(Stored dataset items)
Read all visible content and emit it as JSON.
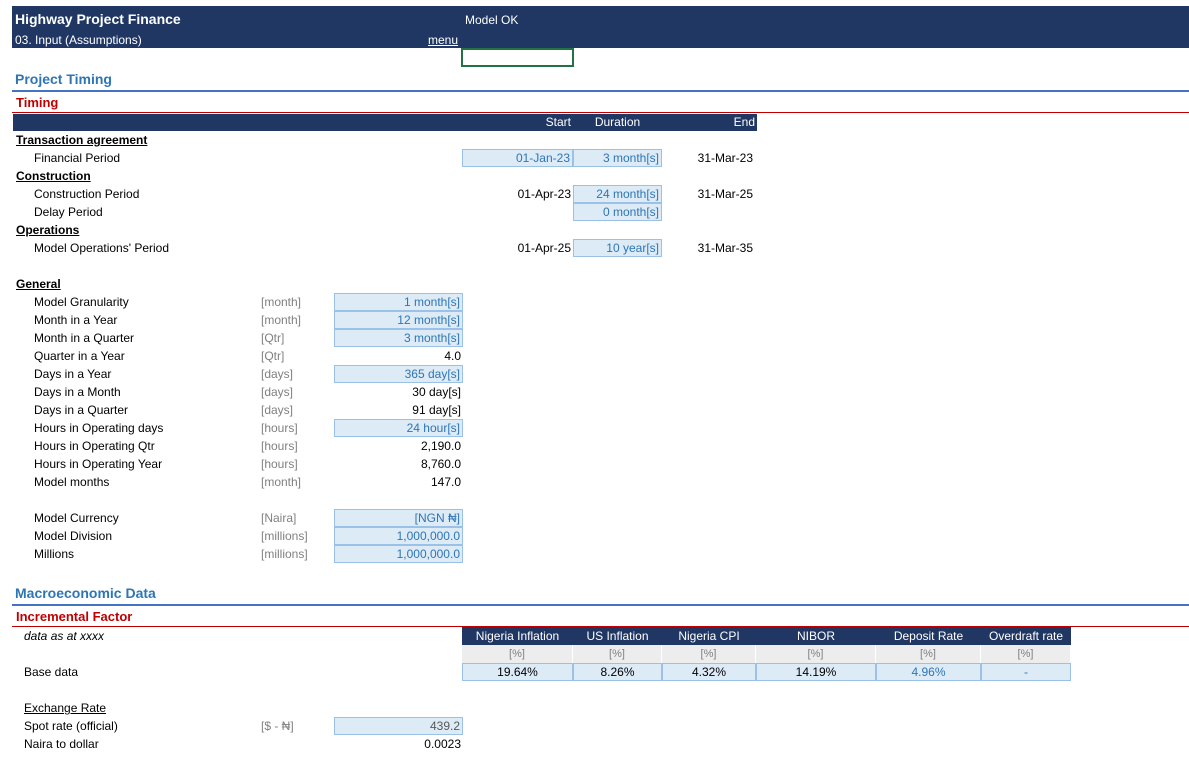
{
  "header": {
    "title": "Highway Project Finance",
    "status": "Model OK",
    "subtitle": "03. Input (Assumptions)",
    "menu": "menu"
  },
  "timing": {
    "section": "Project Timing",
    "title": "Timing",
    "columns": [
      "Start",
      "Duration",
      "End"
    ],
    "groups": [
      {
        "name": "Transaction agreement",
        "rows": [
          {
            "label": "Financial Period",
            "start": "01-Jan-23",
            "duration": "3 month[s]",
            "end": "31-Mar-23"
          }
        ]
      },
      {
        "name": "Construction",
        "rows": [
          {
            "label": "Construction Period",
            "start": "01-Apr-23",
            "duration": "24 month[s]",
            "end": "31-Mar-25"
          },
          {
            "label": "Delay Period",
            "duration": "0 month[s]"
          }
        ]
      },
      {
        "name": "Operations",
        "rows": [
          {
            "label": "Model Operations' Period",
            "start": "01-Apr-25",
            "duration": "10 year[s]",
            "end": "31-Mar-35"
          }
        ]
      }
    ]
  },
  "general": {
    "name": "General",
    "rows": [
      {
        "label": "Model Granularity",
        "unit": "[month]",
        "value": "1 month[s]"
      },
      {
        "label": "Month in a Year",
        "unit": "[month]",
        "value": "12 month[s]"
      },
      {
        "label": "Month in a Quarter",
        "unit": "[Qtr]",
        "value": "3 month[s]"
      },
      {
        "label": "Quarter in a Year",
        "unit": "[Qtr]",
        "value": "4.0"
      },
      {
        "label": "Days in a Year",
        "unit": "[days]",
        "value": "365 day[s]"
      },
      {
        "label": "Days in a Month",
        "unit": "[days]",
        "value": "30 day[s]"
      },
      {
        "label": "Days in a Quarter",
        "unit": "[days]",
        "value": "91 day[s]"
      },
      {
        "label": "Hours in Operating days",
        "unit": "[hours]",
        "value": "24 hour[s]"
      },
      {
        "label": "Hours in Operating Qtr",
        "unit": "[hours]",
        "value": "2,190.0"
      },
      {
        "label": "Hours in Operating Year",
        "unit": "[hours]",
        "value": "8,760.0"
      },
      {
        "label": "Model months",
        "unit": "[month]",
        "value": "147.0"
      }
    ],
    "currency": [
      {
        "label": "Model Currency",
        "unit": "[Naira]",
        "value": "[NGN ₦]"
      },
      {
        "label": "Model Division",
        "unit": "[millions]",
        "value": "1,000,000.0"
      },
      {
        "label": "Millions",
        "unit": "[millions]",
        "value": "1,000,000.0"
      }
    ]
  },
  "macro": {
    "section": "Macroeconomic Data",
    "title": "Incremental Factor",
    "note": "data as at xxxx",
    "columns": [
      {
        "name": "Nigeria Inflation",
        "unit": "[%]",
        "value": "19.64%"
      },
      {
        "name": "US Inflation",
        "unit": "[%]",
        "value": "8.26%"
      },
      {
        "name": "Nigeria CPI",
        "unit": "[%]",
        "value": "4.32%"
      },
      {
        "name": "NIBOR",
        "unit": "[%]",
        "value": "14.19%"
      },
      {
        "name": "Deposit Rate",
        "unit": "[%]",
        "value": "4.96%"
      },
      {
        "name": "Overdraft rate",
        "unit": "[%]",
        "value": "-"
      }
    ],
    "row_label": "Base data",
    "exchange": {
      "name": "Exchange Rate",
      "rows": [
        {
          "label": "Spot rate (official)",
          "unit": "[$ - ₦]",
          "value": "439.2"
        },
        {
          "label": "Naira to dollar",
          "value": "0.0023"
        }
      ]
    }
  }
}
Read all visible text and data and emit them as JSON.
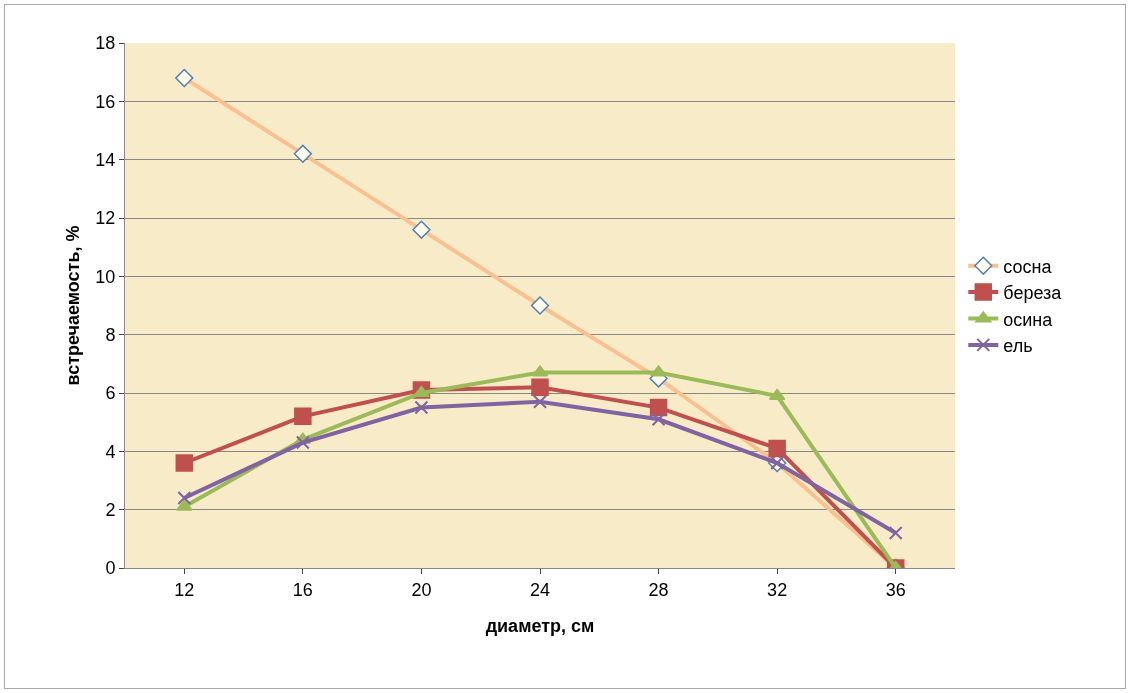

Task requirements
Omit pictures; set down the rest of the material word for word.

Written answer
Read all visible content and emit it as JSON.
{
  "header": {
    "title": "Highway Project Finance",
    "status": "Model OK",
    "subtitle": "03. Input (Assumptions)",
    "menu": "menu"
  },
  "timing": {
    "section": "Project Timing",
    "title": "Timing",
    "columns": [
      "Start",
      "Duration",
      "End"
    ],
    "groups": [
      {
        "name": "Transaction agreement",
        "rows": [
          {
            "label": "Financial Period",
            "start": "01-Jan-23",
            "duration": "3 month[s]",
            "end": "31-Mar-23"
          }
        ]
      },
      {
        "name": "Construction",
        "rows": [
          {
            "label": "Construction Period",
            "start": "01-Apr-23",
            "duration": "24 month[s]",
            "end": "31-Mar-25"
          },
          {
            "label": "Delay Period",
            "duration": "0 month[s]"
          }
        ]
      },
      {
        "name": "Operations",
        "rows": [
          {
            "label": "Model Operations' Period",
            "start": "01-Apr-25",
            "duration": "10 year[s]",
            "end": "31-Mar-35"
          }
        ]
      }
    ]
  },
  "general": {
    "name": "General",
    "rows": [
      {
        "label": "Model Granularity",
        "unit": "[month]",
        "value": "1 month[s]"
      },
      {
        "label": "Month in a Year",
        "unit": "[month]",
        "value": "12 month[s]"
      },
      {
        "label": "Month in a Quarter",
        "unit": "[Qtr]",
        "value": "3 month[s]"
      },
      {
        "label": "Quarter in a Year",
        "unit": "[Qtr]",
        "value": "4.0"
      },
      {
        "label": "Days in a Year",
        "unit": "[days]",
        "value": "365 day[s]"
      },
      {
        "label": "Days in a Month",
        "unit": "[days]",
        "value": "30 day[s]"
      },
      {
        "label": "Days in a Quarter",
        "unit": "[days]",
        "value": "91 day[s]"
      },
      {
        "label": "Hours in Operating days",
        "unit": "[hours]",
        "value": "24 hour[s]"
      },
      {
        "label": "Hours in Operating Qtr",
        "unit": "[hours]",
        "value": "2,190.0"
      },
      {
        "label": "Hours in Operating Year",
        "unit": "[hours]",
        "value": "8,760.0"
      },
      {
        "label": "Model months",
        "unit": "[month]",
        "value": "147.0"
      }
    ],
    "currency": [
      {
        "label": "Model Currency",
        "unit": "[Naira]",
        "value": "[NGN ₦]"
      },
      {
        "label": "Model Division",
        "unit": "[millions]",
        "value": "1,000,000.0"
      },
      {
        "label": "Millions",
        "unit": "[millions]",
        "value": "1,000,000.0"
      }
    ]
  },
  "macro": {
    "section": "Macroeconomic Data",
    "title": "Incremental Factor",
    "note": "data as at xxxx",
    "columns": [
      {
        "name": "Nigeria Inflation",
        "unit": "[%]",
        "value": "19.64%"
      },
      {
        "name": "US Inflation",
        "unit": "[%]",
        "value": "8.26%"
      },
      {
        "name": "Nigeria CPI",
        "unit": "[%]",
        "value": "4.32%"
      },
      {
        "name": "NIBOR",
        "unit": "[%]",
        "value": "14.19%"
      },
      {
        "name": "Deposit Rate",
        "unit": "[%]",
        "value": "4.96%"
      },
      {
        "name": "Overdraft rate",
        "unit": "[%]",
        "value": "-"
      }
    ],
    "row_label": "Base data",
    "exchange": {
      "name": "Exchange Rate",
      "rows": [
        {
          "label": "Spot rate (official)",
          "unit": "[$ - ₦]",
          "value": "439.2"
        },
        {
          "label": "Naira to dollar",
          "value": "0.0023"
        }
      ]
    }
  }
}
Read all visible text and data and emit them as JSON.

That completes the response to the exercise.